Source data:
- - - -
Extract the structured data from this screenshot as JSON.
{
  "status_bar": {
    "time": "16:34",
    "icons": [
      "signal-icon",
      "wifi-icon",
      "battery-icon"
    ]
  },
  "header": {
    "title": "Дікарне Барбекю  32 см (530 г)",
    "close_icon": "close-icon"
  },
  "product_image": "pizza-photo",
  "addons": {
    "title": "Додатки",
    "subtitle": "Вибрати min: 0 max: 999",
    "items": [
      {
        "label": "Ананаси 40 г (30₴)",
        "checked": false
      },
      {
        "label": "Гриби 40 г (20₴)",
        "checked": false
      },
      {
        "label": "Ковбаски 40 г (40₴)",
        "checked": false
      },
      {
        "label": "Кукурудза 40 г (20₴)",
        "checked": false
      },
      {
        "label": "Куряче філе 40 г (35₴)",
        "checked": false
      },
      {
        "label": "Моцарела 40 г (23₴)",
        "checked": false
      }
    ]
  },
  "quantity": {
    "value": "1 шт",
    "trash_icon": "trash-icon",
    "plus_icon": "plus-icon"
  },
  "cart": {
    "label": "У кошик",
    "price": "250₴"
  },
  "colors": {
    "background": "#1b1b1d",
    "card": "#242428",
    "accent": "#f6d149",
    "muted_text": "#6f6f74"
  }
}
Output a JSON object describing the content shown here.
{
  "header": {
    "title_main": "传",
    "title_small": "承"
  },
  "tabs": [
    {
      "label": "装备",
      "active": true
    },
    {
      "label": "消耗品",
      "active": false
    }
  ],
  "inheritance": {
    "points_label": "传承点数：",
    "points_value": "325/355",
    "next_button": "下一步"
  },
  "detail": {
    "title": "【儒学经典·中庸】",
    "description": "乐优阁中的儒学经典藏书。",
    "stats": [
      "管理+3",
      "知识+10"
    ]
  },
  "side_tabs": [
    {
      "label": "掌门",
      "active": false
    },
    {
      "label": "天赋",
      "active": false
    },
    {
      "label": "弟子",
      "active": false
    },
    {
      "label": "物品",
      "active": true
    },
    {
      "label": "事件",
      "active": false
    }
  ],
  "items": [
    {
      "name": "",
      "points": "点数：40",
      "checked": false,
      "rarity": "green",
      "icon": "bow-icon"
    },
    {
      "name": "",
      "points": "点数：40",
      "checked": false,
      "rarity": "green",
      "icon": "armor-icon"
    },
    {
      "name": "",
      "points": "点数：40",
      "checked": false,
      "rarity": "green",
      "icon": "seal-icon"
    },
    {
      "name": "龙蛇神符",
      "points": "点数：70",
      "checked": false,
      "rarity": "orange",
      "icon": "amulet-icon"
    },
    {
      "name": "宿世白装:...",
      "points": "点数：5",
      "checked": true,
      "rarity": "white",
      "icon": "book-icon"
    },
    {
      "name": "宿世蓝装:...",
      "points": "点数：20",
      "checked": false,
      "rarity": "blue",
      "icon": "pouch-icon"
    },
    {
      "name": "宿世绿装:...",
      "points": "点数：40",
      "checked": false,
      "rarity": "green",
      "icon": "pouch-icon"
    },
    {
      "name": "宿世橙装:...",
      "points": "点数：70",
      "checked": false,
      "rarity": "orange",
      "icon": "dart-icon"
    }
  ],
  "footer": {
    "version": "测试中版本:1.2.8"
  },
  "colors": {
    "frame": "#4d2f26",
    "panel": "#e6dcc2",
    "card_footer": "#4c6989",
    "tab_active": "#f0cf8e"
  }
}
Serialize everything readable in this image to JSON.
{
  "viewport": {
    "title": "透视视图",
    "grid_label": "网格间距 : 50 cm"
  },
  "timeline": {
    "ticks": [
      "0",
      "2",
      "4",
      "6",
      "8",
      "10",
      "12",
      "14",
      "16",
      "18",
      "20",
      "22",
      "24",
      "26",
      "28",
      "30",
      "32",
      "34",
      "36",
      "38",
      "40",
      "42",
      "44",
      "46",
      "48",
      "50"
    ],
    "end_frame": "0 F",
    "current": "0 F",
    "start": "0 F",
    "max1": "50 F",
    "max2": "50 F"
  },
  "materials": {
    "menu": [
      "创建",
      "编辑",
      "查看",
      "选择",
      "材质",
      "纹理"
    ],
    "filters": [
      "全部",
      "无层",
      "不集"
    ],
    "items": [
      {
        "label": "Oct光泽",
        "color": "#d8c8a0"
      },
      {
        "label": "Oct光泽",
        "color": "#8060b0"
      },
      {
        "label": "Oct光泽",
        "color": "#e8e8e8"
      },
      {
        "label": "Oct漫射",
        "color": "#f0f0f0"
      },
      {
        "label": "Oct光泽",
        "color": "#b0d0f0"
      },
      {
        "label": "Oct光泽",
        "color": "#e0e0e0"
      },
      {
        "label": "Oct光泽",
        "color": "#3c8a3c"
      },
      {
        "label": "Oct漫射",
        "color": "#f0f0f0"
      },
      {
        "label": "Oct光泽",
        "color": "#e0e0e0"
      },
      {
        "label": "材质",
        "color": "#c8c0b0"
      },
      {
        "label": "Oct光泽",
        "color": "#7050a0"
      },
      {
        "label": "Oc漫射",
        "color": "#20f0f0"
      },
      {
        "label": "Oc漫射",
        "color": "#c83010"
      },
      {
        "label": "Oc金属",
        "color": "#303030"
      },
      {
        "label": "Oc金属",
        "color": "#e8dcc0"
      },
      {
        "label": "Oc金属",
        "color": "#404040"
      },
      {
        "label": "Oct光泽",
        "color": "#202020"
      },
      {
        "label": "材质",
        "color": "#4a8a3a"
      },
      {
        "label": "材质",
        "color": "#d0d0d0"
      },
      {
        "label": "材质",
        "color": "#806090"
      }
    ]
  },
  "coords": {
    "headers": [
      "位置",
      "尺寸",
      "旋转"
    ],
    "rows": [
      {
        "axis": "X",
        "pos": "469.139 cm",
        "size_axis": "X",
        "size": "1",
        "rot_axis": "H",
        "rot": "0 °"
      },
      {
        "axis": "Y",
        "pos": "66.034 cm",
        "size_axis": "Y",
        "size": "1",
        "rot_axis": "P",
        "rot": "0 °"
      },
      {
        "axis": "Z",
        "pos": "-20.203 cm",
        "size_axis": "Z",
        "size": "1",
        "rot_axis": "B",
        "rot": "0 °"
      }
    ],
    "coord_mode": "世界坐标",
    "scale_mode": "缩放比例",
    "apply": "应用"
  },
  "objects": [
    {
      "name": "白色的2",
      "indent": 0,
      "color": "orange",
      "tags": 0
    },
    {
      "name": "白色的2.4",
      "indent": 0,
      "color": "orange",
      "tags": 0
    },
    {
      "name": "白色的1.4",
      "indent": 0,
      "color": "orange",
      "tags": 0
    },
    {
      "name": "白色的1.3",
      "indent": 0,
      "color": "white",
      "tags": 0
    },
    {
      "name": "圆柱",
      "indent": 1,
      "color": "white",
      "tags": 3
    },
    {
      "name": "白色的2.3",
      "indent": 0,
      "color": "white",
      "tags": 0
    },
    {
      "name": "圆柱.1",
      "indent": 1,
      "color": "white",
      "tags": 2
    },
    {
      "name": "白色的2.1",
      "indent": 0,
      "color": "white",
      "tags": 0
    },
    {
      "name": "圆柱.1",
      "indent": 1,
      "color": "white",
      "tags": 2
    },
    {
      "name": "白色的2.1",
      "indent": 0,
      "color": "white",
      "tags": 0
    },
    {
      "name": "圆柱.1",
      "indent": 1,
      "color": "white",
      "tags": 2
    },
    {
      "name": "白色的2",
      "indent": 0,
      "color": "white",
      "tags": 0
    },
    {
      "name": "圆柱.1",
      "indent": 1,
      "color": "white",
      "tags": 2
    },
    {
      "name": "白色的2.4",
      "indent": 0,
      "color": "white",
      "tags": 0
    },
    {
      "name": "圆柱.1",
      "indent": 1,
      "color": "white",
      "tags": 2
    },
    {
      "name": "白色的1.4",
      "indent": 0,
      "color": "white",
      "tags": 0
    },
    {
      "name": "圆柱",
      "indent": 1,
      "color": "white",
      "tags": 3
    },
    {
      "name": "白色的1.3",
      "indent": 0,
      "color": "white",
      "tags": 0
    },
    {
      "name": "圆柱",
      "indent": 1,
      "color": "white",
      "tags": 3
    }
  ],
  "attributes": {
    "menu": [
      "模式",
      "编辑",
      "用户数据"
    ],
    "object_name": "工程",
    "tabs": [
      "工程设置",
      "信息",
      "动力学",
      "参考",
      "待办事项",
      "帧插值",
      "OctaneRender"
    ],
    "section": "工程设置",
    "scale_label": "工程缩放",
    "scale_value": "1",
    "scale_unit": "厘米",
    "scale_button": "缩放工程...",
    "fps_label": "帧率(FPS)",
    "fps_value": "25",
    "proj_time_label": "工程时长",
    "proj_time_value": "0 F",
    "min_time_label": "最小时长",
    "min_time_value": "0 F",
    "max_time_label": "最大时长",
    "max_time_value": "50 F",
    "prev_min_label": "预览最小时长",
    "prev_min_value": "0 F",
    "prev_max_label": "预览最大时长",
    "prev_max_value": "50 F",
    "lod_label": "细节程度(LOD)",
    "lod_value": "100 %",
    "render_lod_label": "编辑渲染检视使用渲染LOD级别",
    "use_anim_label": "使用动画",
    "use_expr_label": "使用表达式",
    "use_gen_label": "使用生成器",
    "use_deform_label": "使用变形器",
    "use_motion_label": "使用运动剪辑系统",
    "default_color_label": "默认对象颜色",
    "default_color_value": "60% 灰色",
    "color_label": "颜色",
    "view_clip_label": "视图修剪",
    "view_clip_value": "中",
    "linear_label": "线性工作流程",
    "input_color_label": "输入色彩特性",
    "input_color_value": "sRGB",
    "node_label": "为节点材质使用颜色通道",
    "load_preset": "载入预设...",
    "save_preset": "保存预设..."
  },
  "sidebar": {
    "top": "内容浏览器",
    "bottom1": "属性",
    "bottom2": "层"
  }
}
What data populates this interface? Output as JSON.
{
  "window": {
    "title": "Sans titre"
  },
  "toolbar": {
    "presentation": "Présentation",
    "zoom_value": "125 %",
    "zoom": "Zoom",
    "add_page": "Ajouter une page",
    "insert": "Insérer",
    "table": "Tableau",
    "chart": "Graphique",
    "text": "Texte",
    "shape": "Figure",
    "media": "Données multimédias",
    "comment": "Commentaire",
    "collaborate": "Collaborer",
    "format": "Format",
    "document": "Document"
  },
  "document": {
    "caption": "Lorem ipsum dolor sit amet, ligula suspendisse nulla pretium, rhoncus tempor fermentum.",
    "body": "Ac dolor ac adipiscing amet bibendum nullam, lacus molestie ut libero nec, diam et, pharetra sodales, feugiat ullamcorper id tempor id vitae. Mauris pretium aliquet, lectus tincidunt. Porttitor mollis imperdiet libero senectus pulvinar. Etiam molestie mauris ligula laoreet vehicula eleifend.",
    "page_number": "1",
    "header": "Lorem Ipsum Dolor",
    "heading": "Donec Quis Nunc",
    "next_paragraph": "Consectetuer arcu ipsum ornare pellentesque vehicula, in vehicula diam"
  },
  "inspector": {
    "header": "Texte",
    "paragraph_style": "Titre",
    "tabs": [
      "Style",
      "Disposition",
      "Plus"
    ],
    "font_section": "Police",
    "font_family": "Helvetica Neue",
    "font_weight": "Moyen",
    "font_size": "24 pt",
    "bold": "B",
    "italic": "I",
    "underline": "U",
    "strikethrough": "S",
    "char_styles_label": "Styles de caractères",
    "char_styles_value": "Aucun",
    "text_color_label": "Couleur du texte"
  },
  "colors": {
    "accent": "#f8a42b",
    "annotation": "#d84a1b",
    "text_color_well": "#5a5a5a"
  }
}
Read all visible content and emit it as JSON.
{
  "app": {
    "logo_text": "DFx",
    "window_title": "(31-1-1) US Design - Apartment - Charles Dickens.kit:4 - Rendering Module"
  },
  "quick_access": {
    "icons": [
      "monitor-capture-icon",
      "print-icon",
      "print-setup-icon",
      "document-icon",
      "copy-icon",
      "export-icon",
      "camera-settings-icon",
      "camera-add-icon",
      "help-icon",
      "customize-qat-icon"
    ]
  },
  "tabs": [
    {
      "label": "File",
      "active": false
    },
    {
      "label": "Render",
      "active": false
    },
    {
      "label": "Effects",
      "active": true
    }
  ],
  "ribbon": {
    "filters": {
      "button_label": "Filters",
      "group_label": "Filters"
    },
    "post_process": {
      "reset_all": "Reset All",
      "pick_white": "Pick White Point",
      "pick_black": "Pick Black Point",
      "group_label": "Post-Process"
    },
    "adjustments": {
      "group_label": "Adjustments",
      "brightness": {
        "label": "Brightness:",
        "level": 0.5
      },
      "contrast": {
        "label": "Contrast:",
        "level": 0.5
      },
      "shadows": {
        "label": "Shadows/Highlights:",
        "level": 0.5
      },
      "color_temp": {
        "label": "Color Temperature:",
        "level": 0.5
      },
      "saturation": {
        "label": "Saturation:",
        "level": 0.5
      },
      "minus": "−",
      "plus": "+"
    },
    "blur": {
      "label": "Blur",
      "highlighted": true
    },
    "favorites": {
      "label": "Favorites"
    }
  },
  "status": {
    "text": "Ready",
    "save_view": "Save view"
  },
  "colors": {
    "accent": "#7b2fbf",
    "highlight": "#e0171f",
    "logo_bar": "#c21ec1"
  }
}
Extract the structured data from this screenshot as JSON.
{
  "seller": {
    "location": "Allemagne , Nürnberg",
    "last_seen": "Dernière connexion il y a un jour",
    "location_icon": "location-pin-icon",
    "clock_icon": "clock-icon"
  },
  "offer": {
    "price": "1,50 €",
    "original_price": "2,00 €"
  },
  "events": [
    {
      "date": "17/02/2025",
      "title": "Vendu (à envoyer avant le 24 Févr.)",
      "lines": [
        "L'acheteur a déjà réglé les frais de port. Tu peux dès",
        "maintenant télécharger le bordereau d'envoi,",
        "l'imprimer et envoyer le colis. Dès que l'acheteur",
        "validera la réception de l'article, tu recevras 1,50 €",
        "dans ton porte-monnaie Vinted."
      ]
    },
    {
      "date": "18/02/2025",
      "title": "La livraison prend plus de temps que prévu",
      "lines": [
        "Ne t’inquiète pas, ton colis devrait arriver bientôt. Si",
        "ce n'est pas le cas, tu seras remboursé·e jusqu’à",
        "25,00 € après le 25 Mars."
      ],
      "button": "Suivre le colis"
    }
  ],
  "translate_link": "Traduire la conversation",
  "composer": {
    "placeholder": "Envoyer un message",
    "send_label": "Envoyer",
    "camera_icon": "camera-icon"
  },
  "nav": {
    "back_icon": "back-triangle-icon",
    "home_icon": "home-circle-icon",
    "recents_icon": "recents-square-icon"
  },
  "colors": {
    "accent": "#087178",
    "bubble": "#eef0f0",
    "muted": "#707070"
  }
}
- - - -
Description of the task -
Set out every line from the material that contains the string "this".

Exercise answer -
Extract the structured data from this screenshot as JSON.
Serialize everything readable in this image to JSON.
What data populates this interface? Output as JSON.
Extract the structured data from this screenshot as JSON.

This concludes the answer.